** Objective **
Restate the entire listing word for word.

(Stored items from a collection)
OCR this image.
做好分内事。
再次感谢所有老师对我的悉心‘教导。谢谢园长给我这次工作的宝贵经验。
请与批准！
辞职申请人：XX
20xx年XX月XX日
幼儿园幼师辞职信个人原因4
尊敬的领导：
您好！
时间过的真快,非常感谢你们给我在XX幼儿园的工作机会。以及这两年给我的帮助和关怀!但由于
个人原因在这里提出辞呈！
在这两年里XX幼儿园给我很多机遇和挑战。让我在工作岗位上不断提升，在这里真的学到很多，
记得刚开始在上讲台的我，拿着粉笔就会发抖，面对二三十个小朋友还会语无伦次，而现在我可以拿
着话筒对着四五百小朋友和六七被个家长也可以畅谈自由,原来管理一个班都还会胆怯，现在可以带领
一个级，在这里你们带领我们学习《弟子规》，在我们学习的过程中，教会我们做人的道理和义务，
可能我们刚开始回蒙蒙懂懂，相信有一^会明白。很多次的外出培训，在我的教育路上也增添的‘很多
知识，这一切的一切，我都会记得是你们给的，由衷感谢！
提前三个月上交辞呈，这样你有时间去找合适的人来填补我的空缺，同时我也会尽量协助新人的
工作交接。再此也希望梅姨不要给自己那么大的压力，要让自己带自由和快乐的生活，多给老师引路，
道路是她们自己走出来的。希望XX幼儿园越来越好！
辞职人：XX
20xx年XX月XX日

** Task response **
OCR this image.
做好分内事。
再次感谢所有老师对我的悉心‘教导。谢谢园长给我这次工作的宝贵经验。
请与批准！
辞职申请人：XX
20xx年XX月XX日
幼儿园幼师辞职信个人原因4
尊敬的领导：
您好！
时间过的真快,非常感谢你们给我在XX幼儿园的工作机会。以及这两年给我的帮助和关怀!但由于
个人原因在这里提出辞呈！
在这两年里XX幼儿园给我很多机遇和挑战。让我在工作岗位上不断提升，在这里真的学到很多，
记得刚开始在上讲台的我，拿着粉笔就会发抖，面对二三十个小朋友还会语无伦次，而现在我可以拿
着话筒对着四五百小朋友和六七被个家长也可以畅谈自由,原来管理一个班都还会胆怯，现在可以带领
一个级，在这里你们带领我们学习《弟子规》，在我们学习的过程中，教会我们做人的道理和义务，
可能我们刚开始回蒙蒙懂懂，相信有一^会明白。很多次的外出培训，在我的教育路上也增添的‘很多
知识，这一切的一切，我都会记得是你们给的，由衷感谢！
提前三个月上交辞呈，这样你有时间去找合适的人来填补我的空缺，同时我也会尽量协助新人的
工作交接。再此也希望梅姨不要给自己那么大的压力，要让自己带自由和快乐的生活，多给老师引路，
道路是她们自己走出来的。希望XX幼儿园越来越好！
辞职人：XX
20xx年XX月XX日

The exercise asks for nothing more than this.